• INSTRUCTIONS TO FOLLOW:
Every line that holds the string "JSON" is to be identified and copied.

^^^^^^^^

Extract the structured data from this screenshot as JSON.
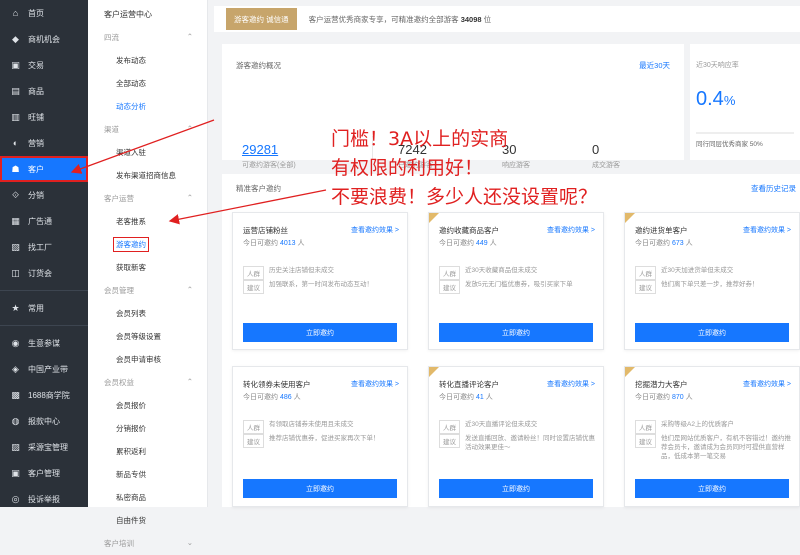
{
  "sidebar": {
    "items": [
      {
        "icon": "home-icon",
        "glyph": "⌂",
        "label": "首页"
      },
      {
        "icon": "opportunity-icon",
        "glyph": "◆",
        "label": "商机机会"
      },
      {
        "icon": "trade-icon",
        "glyph": "▣",
        "label": "交易"
      },
      {
        "icon": "product-icon",
        "glyph": "▤",
        "label": "商品"
      },
      {
        "icon": "shop-icon",
        "glyph": "▥",
        "label": "旺铺"
      },
      {
        "icon": "marketing-icon",
        "glyph": "◐",
        "label": "营销"
      },
      {
        "icon": "customer-icon",
        "glyph": "☗",
        "label": "客户"
      },
      {
        "icon": "distribution-icon",
        "glyph": "⟐",
        "label": "分销"
      },
      {
        "icon": "ad-icon",
        "glyph": "▦",
        "label": "广告通"
      },
      {
        "icon": "factory-icon",
        "glyph": "▧",
        "label": "找工厂"
      },
      {
        "icon": "order-icon",
        "glyph": "◫",
        "label": "订货会"
      }
    ],
    "common": {
      "icon": "star-icon",
      "glyph": "★",
      "label": "常用"
    },
    "tools": [
      {
        "icon": "business-icon",
        "glyph": "◉",
        "label": "生意参谋"
      },
      {
        "icon": "industry-icon",
        "glyph": "◈",
        "label": "中国产业带"
      },
      {
        "icon": "school-icon",
        "glyph": "▩",
        "label": "1688商学院"
      },
      {
        "icon": "report-icon",
        "glyph": "◍",
        "label": "报款中心"
      },
      {
        "icon": "purchase-icon",
        "glyph": "▨",
        "label": "采源宝管理"
      },
      {
        "icon": "crm-icon",
        "glyph": "▣",
        "label": "客户管理"
      },
      {
        "icon": "complaint-icon",
        "glyph": "◎",
        "label": "投诉举报"
      }
    ],
    "colors": {
      "accent": "#1677ff",
      "bg": "#2b3139"
    }
  },
  "submenu": {
    "header": "客户运营中心",
    "groups": [
      {
        "title": "四流",
        "items": [
          "发布动态",
          "全部动态",
          "动态分析"
        ]
      },
      {
        "title": "渠道",
        "items": [
          "渠道入驻",
          "发布渠道招商信息"
        ]
      },
      {
        "title": "客户运营",
        "items": [
          "老客推系",
          "游客邀约",
          "获取新客"
        ]
      },
      {
        "title": "会员管理",
        "items": [
          "会员列表",
          "会员等级设置",
          "会员申请审核"
        ]
      },
      {
        "title": "会员权益",
        "items": [
          "会员报价",
          "分销报价",
          "累积返利",
          "新品专供",
          "私密商品",
          "自由件货"
        ]
      },
      {
        "title": "客户培训",
        "items": []
      }
    ]
  },
  "topbar": {
    "badge": "游客邀约 诚信通",
    "text": "客户运营优秀商家专享，可精准邀约全部游客",
    "count": "34098",
    "suffix": "位"
  },
  "overview": {
    "title": "游客邀约概况",
    "link": "最近30天",
    "stats": [
      {
        "value": "29281",
        "label": "可邀约游客(全部)"
      },
      {
        "value": "7242",
        "label": "已邀约游客"
      },
      {
        "value": "30",
        "label": "响应游客"
      },
      {
        "value": "0",
        "label": "成交游客"
      }
    ]
  },
  "rate": {
    "title": "近30天响应率",
    "value": "0.4",
    "unit": "%",
    "footer": "同行同层优秀商家 50%"
  },
  "precise": {
    "title": "精准客户邀约",
    "link": "查看历史记录"
  },
  "cards": [
    {
      "title": "运营店铺粉丝",
      "count_prefix": "今日可邀约",
      "count": "4013",
      "count_suffix": "人",
      "link": "查看邀约效果 >",
      "tag1": "人群",
      "text1": "历史关注店铺但未成交",
      "tag2": "建议",
      "text2": "加强联系，第一时间发布动态互动！",
      "button": "立即邀约"
    },
    {
      "title": "邀约收藏商品客户",
      "count_prefix": "今日可邀约",
      "count": "449",
      "count_suffix": "人",
      "link": "查看邀约效果 >",
      "tag1": "人群",
      "text1": "近30天收藏商品但未成交",
      "tag2": "建议",
      "text2": "发放5元无门槛优惠券，吸引买家下单",
      "button": "立即邀约"
    },
    {
      "title": "邀约进货单客户",
      "count_prefix": "今日可邀约",
      "count": "673",
      "count_suffix": "人",
      "link": "查看邀约效果 >",
      "tag1": "人群",
      "text1": "近30天加进货单但未成交",
      "tag2": "建议",
      "text2": "他们离下单只差一步，推荐好券！",
      "button": "立即邀约"
    },
    {
      "title": "转化领券未使用客户",
      "count_prefix": "今日可邀约",
      "count": "486",
      "count_suffix": "人",
      "link": "查看邀约效果 >",
      "tag1": "人群",
      "text1": "有领取店铺券未使用且未成交",
      "tag2": "建议",
      "text2": "推荐店铺优惠券，促进买家再次下单！",
      "button": "立即邀约"
    },
    {
      "title": "转化直播评论客户",
      "count_prefix": "今日可邀约",
      "count": "41",
      "count_suffix": "人",
      "link": "查看邀约效果 >",
      "tag1": "人群",
      "text1": "近30天直播评论但未成交",
      "tag2": "建议",
      "text2": "发送直播回放、邀请粉丝！同时设置店铺优惠活动效果更佳～",
      "button": "立即邀约"
    },
    {
      "title": "挖掘潜力大客户",
      "count_prefix": "今日可邀约",
      "count": "870",
      "count_suffix": "人",
      "link": "查看邀约效果 >",
      "tag1": "人群",
      "text1": "采购等级A2上的优质客户",
      "tag2": "建议",
      "text2": "他们是网站优质客户，有机不容错过！邀约推荐会员卡，邀请成为会员同时可提供直营样品，低成本第一笔交易",
      "button": "立即邀约"
    }
  ],
  "annotation": {
    "lines": [
      "门槛！3A以上的实商",
      "有权限的利用好！",
      "不要浪费！多少人还没设置呢？"
    ],
    "color": "#e02020"
  }
}
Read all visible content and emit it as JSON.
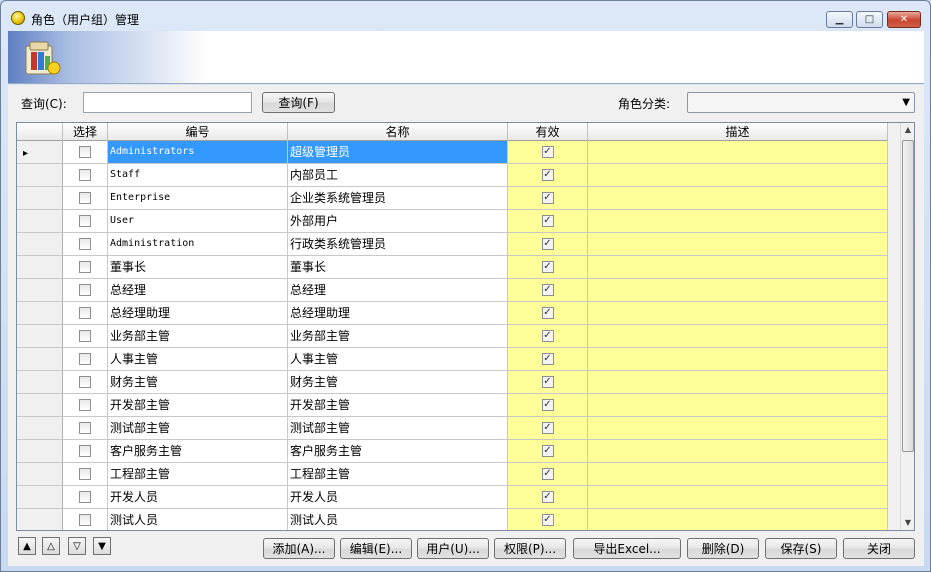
{
  "window": {
    "title": "角色（用户组）管理",
    "min_label": "▭",
    "max_label": "□",
    "close_label": "✕"
  },
  "search": {
    "label": "查询(C):",
    "value": "",
    "placeholder": "",
    "button_label": "查询(F)",
    "category_label": "角色分类:",
    "category_value": ""
  },
  "grid": {
    "columns": [
      "选择",
      "编号",
      "名称",
      "有效",
      "描述"
    ],
    "rows": [
      {
        "code": "Administrators",
        "name": "超级管理员",
        "selected": false,
        "valid": true,
        "desc": ""
      },
      {
        "code": "Staff",
        "name": "内部员工",
        "selected": false,
        "valid": true,
        "desc": ""
      },
      {
        "code": "Enterprise",
        "name": "企业类系统管理员",
        "selected": false,
        "valid": true,
        "desc": ""
      },
      {
        "code": "User",
        "name": "外部用户",
        "selected": false,
        "valid": true,
        "desc": ""
      },
      {
        "code": "Administration",
        "name": "行政类系统管理员",
        "selected": false,
        "valid": true,
        "desc": ""
      },
      {
        "code": "董事长",
        "name": "董事长",
        "selected": false,
        "valid": true,
        "desc": ""
      },
      {
        "code": "总经理",
        "name": "总经理",
        "selected": false,
        "valid": true,
        "desc": ""
      },
      {
        "code": "总经理助理",
        "name": "总经理助理",
        "selected": false,
        "valid": true,
        "desc": ""
      },
      {
        "code": "业务部主管",
        "name": "业务部主管",
        "selected": false,
        "valid": true,
        "desc": ""
      },
      {
        "code": "人事主管",
        "name": "人事主管",
        "selected": false,
        "valid": true,
        "desc": ""
      },
      {
        "code": "财务主管",
        "name": "财务主管",
        "selected": false,
        "valid": true,
        "desc": ""
      },
      {
        "code": "开发部主管",
        "name": "开发部主管",
        "selected": false,
        "valid": true,
        "desc": ""
      },
      {
        "code": "测试部主管",
        "name": "测试部主管",
        "selected": false,
        "valid": true,
        "desc": ""
      },
      {
        "code": "客户服务主管",
        "name": "客户服务主管",
        "selected": false,
        "valid": true,
        "desc": ""
      },
      {
        "code": "工程部主管",
        "name": "工程部主管",
        "selected": false,
        "valid": true,
        "desc": ""
      },
      {
        "code": "开发人员",
        "name": "开发人员",
        "selected": false,
        "valid": true,
        "desc": ""
      },
      {
        "code": "测试人员",
        "name": "测试人员",
        "selected": false,
        "valid": true,
        "desc": ""
      }
    ],
    "current_row_marker": "▸",
    "selection_color": "#3399ff",
    "desc_color": "#ffff99"
  },
  "nav": {
    "first": "▲",
    "prev": "△",
    "next": "▽",
    "last": "▼"
  },
  "actions": {
    "add": "添加(A)...",
    "edit": "编辑(E)...",
    "users": "用户(U)...",
    "permissions": "权限(P)...",
    "export": "导出Excel...",
    "delete": "删除(D)",
    "save": "保存(S)",
    "close": "关闭"
  }
}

^^^^^^^^

• WORKED ANSWER:
Extract the structured data from this screenshot as JSON.
Read all visible content and emit it as JSON.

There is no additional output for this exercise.